Work to be completed: Extract every line from the records below that contains the string "Devis". The match is case-sensitive.

Records provided:
·····

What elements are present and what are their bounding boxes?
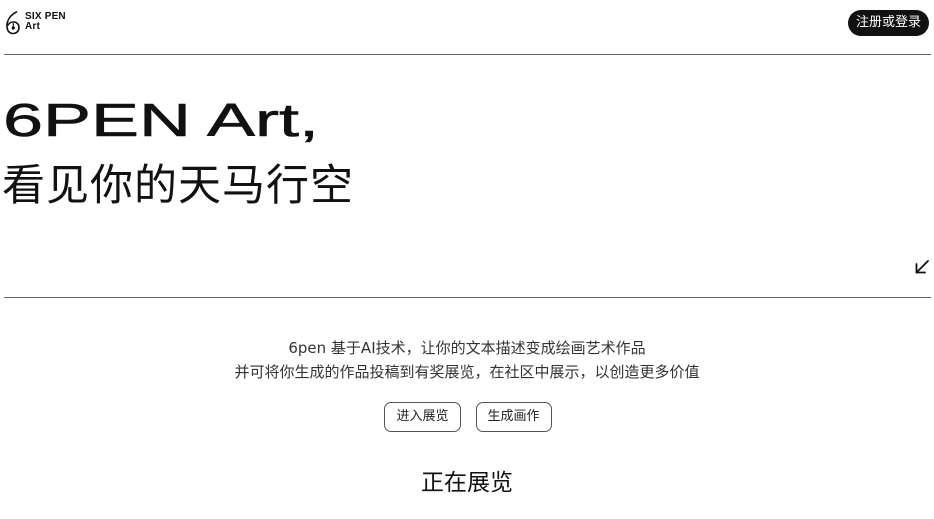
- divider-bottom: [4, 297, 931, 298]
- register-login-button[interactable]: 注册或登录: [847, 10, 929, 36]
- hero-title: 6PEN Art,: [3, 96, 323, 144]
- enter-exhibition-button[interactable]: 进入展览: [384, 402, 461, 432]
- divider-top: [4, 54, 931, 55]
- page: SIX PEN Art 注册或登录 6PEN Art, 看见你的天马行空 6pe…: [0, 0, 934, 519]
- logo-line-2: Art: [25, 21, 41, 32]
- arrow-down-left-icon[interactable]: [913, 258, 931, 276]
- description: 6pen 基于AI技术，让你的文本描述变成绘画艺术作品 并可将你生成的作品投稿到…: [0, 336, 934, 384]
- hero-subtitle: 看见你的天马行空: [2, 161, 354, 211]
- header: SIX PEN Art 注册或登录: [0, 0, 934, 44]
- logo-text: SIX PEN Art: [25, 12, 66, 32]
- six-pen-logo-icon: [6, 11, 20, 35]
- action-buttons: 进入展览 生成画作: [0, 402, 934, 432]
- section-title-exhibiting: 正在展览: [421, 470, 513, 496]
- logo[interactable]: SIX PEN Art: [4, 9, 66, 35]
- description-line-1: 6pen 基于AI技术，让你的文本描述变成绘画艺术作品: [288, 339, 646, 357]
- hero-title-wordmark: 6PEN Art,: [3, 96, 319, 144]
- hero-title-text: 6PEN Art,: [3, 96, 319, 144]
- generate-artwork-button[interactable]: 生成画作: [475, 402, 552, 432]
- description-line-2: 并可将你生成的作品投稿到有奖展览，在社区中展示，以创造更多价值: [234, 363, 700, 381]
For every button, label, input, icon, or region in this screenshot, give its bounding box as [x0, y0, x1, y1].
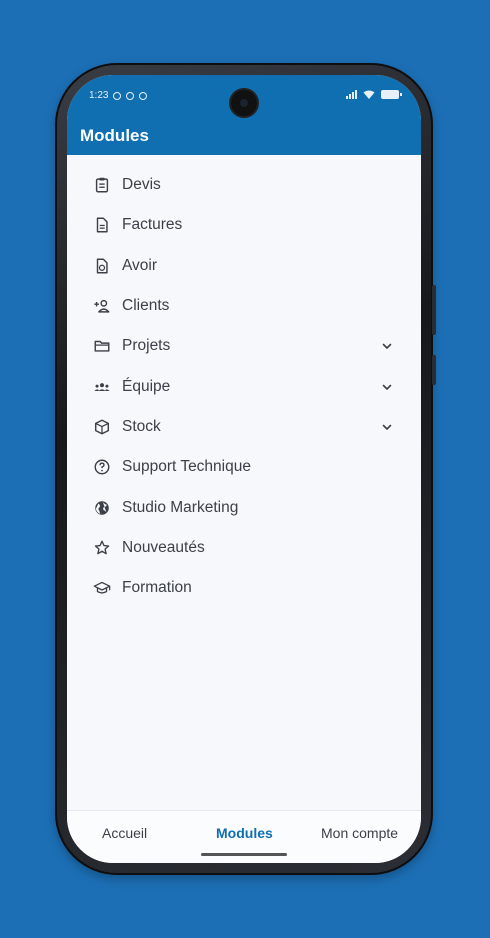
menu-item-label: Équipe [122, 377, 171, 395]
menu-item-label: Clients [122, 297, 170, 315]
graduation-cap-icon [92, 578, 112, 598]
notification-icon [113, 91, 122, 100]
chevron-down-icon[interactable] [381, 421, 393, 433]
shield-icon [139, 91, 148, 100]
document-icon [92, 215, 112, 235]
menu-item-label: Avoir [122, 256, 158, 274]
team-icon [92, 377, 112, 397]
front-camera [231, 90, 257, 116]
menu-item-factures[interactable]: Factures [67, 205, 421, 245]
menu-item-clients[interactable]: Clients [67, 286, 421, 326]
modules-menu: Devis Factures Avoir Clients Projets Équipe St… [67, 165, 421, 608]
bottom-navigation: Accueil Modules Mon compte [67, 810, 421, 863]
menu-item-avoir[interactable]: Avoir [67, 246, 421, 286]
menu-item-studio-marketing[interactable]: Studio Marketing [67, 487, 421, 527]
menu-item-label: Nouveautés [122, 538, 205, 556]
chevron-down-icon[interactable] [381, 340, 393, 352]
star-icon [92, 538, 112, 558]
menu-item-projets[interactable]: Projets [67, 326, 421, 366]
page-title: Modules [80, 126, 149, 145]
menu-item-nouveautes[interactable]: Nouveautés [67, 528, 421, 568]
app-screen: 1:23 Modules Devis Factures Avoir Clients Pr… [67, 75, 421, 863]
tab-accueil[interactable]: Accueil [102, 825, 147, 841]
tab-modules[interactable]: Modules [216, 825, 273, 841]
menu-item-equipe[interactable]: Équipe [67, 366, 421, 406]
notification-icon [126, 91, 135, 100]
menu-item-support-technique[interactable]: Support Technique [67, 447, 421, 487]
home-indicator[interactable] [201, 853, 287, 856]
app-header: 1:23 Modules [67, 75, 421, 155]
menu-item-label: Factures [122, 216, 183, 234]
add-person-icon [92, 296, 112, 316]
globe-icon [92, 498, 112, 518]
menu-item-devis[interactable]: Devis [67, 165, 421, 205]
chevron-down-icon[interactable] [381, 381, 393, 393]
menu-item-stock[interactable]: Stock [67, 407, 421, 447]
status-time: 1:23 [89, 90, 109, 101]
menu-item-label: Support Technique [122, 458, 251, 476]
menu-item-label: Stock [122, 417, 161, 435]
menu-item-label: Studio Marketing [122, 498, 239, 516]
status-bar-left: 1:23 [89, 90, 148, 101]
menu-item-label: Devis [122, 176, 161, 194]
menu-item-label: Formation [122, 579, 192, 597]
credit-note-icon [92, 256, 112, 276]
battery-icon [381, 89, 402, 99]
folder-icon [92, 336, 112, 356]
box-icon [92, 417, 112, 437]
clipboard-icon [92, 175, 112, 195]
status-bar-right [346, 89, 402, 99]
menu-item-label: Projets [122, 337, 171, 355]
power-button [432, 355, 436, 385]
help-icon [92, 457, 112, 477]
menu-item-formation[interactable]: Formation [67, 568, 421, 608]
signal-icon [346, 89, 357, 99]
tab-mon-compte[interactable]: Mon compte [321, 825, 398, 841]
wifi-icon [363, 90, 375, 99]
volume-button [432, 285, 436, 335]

·····

Exercise output:
modules-menu: Devis Factures Avoir Clients Projets Équipe St… [67, 165, 421, 608]
app-screen: 1:23 Modules Devis Factures Avoir Clients Pr… [67, 75, 421, 863]
menu-item-devis[interactable]: Devis [67, 165, 421, 205]
menu-item-label: Devis [122, 176, 161, 194]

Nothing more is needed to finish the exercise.